Stored data:
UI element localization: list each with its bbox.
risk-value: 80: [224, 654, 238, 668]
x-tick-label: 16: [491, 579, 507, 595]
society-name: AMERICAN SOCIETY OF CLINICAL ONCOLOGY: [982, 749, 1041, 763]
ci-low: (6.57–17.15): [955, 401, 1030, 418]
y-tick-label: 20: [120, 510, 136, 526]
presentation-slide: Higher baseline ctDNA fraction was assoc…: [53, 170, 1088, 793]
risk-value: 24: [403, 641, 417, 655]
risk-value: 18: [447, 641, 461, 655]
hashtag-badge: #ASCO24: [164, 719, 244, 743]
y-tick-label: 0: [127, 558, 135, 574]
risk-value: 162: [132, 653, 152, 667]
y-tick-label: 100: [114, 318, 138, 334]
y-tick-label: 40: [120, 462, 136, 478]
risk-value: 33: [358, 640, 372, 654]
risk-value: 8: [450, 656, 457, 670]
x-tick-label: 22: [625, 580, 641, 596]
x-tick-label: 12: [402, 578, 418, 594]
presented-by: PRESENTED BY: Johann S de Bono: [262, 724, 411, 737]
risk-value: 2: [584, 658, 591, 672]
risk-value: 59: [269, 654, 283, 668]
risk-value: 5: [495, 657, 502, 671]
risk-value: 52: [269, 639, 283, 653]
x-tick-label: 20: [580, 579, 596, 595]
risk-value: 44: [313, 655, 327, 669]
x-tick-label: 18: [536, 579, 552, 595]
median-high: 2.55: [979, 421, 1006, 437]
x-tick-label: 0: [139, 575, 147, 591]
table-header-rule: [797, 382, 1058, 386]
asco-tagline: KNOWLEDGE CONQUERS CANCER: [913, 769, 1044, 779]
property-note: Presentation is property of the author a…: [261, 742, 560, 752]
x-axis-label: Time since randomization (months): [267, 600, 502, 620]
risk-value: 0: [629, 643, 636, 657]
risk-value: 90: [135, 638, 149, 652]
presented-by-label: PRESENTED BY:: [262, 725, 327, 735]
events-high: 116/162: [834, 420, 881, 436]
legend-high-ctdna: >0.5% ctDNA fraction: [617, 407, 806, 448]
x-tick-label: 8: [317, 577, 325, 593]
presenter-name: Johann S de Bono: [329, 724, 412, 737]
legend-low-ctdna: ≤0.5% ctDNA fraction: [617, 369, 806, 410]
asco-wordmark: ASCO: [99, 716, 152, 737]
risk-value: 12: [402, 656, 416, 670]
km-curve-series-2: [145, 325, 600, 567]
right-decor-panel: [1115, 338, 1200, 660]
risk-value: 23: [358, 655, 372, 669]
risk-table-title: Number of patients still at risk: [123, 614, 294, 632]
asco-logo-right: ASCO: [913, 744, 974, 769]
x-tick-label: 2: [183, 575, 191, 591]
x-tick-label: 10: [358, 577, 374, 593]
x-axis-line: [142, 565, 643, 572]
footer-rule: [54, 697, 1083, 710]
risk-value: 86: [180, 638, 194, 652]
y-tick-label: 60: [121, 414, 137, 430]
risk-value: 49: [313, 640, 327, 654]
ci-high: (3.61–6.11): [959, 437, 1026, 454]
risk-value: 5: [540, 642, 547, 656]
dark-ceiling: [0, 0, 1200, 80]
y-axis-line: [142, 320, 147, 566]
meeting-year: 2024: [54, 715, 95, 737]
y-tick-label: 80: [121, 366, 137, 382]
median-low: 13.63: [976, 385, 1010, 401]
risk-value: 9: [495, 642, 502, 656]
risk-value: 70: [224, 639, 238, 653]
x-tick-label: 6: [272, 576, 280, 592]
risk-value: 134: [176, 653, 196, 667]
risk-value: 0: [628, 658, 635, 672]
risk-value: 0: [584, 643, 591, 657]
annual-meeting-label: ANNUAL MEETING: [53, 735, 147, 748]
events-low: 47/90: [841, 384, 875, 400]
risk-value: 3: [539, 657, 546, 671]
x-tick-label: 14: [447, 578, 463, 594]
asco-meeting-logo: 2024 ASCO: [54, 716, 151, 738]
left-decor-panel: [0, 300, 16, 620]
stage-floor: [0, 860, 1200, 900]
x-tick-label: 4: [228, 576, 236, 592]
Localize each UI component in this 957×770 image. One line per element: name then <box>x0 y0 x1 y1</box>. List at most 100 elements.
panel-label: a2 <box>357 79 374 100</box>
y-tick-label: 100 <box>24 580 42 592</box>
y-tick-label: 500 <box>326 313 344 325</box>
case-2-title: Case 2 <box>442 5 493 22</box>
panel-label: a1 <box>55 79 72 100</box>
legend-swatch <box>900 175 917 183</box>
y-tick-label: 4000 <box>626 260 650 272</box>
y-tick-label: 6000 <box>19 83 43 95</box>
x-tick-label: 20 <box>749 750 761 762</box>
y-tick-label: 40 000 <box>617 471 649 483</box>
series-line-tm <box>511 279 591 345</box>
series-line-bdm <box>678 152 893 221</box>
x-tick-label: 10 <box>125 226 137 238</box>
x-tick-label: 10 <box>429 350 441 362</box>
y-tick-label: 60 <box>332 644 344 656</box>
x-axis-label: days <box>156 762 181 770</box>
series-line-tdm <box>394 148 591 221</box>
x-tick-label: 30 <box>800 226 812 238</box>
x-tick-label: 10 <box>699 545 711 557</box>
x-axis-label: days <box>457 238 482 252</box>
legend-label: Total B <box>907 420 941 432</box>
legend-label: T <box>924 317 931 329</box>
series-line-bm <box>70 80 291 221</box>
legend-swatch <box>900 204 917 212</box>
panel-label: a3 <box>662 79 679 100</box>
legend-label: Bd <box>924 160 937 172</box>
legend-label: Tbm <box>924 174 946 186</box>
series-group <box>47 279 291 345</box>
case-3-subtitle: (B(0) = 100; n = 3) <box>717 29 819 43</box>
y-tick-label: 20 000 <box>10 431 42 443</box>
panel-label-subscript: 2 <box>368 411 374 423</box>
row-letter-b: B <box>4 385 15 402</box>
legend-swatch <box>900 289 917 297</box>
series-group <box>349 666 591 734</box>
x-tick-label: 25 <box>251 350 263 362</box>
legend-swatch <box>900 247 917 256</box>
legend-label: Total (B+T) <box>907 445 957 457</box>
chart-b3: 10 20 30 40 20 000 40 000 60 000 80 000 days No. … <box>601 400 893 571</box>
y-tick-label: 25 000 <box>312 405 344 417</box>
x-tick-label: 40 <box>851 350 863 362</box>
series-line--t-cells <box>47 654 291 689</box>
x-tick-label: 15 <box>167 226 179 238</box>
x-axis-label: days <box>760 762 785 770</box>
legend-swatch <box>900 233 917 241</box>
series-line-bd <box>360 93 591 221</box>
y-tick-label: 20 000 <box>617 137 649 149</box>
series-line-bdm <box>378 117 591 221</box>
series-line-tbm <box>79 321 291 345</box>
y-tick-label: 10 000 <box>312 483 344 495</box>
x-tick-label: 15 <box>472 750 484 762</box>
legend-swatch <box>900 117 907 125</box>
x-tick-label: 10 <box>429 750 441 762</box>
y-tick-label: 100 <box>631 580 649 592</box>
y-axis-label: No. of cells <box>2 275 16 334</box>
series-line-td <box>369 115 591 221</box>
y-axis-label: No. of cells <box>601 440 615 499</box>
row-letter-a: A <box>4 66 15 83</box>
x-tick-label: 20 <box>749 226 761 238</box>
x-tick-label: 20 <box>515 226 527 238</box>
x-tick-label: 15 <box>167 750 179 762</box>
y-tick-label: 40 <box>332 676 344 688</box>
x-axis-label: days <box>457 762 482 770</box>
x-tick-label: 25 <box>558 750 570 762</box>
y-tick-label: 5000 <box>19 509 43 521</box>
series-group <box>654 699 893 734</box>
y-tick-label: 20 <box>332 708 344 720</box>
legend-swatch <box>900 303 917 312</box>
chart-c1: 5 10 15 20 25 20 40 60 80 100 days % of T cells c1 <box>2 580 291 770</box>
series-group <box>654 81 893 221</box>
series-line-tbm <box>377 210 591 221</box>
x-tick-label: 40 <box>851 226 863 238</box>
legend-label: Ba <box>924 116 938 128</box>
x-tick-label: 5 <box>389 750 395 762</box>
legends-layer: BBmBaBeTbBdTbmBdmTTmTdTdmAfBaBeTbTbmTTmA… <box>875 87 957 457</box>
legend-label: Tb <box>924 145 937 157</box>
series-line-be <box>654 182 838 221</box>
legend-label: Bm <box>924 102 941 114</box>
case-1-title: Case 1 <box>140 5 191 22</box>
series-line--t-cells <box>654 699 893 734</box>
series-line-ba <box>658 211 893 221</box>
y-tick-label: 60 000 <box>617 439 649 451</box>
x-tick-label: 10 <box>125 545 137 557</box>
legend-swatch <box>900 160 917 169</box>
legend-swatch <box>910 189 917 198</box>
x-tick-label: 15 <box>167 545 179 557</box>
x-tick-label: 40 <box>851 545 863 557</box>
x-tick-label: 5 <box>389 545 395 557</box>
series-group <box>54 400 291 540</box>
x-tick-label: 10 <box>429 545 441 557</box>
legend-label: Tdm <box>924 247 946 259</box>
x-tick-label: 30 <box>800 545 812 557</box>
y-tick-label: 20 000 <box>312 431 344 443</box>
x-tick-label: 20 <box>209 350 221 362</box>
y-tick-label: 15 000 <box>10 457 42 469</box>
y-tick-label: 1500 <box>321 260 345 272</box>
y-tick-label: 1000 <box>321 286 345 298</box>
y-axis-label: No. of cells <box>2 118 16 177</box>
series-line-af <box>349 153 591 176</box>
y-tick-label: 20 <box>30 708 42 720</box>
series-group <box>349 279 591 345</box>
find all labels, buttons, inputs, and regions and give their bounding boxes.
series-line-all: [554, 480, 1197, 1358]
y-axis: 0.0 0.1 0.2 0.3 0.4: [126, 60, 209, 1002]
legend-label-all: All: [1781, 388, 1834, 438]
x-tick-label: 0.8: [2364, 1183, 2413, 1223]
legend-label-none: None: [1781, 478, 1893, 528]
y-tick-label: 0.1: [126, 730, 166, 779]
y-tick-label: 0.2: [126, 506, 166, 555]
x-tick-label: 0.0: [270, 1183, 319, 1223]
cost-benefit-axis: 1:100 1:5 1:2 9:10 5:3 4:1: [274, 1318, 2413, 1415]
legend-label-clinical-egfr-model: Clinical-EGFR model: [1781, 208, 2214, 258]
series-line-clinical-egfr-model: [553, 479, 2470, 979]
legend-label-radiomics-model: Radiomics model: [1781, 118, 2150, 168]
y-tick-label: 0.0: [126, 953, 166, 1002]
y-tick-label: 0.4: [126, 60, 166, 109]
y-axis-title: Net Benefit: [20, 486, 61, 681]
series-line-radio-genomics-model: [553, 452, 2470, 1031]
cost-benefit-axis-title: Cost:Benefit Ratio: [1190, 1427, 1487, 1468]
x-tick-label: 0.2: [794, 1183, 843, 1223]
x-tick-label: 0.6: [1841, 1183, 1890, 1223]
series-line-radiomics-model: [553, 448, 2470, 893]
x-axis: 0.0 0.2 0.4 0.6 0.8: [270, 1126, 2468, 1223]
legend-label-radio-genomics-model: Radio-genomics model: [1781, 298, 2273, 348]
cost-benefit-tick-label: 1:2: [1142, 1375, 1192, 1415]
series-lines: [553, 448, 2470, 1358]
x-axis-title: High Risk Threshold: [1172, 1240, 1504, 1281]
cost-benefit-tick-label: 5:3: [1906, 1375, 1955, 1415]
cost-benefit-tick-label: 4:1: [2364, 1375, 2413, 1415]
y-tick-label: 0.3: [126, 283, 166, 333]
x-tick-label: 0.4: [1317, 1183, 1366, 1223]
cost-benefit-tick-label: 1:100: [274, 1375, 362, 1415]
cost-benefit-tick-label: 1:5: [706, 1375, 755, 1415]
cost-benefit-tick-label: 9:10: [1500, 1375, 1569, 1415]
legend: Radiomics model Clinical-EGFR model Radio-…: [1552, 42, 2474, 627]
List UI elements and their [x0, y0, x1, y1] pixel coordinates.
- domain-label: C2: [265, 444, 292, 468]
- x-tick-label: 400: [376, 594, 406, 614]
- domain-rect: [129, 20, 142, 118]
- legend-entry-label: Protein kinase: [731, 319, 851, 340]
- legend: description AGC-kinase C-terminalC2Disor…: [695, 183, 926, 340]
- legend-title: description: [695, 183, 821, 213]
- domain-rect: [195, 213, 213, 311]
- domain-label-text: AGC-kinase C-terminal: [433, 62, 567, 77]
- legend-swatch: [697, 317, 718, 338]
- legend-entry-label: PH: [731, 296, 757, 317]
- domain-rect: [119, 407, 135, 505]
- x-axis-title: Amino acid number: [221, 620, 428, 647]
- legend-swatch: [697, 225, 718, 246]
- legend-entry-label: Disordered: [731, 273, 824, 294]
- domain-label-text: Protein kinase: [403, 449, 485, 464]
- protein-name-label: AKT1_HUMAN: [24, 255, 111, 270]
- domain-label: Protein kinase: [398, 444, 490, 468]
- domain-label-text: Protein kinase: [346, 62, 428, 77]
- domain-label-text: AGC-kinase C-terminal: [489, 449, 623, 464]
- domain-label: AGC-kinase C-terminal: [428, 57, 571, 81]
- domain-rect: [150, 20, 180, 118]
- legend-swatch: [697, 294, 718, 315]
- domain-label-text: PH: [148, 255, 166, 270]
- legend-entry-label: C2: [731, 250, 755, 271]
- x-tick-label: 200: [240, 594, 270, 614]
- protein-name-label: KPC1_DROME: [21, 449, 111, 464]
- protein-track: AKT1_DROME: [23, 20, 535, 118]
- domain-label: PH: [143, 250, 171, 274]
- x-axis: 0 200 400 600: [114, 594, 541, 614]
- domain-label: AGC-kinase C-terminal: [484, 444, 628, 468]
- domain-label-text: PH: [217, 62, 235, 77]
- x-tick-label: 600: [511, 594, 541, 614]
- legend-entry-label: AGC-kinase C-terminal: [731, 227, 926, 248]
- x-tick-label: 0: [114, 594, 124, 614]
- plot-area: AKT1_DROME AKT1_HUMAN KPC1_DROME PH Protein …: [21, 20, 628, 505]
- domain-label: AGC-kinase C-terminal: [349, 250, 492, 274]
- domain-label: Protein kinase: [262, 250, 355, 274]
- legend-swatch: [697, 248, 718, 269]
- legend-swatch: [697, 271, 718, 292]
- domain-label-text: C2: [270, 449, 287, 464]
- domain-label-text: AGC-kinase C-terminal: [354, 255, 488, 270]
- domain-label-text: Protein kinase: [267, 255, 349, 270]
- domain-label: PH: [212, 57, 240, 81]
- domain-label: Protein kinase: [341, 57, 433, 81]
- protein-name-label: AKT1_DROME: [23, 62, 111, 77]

Prompt:
In how many lines of the data does the string "each" occur? Answer with the number and nothing else.

Written answer:
2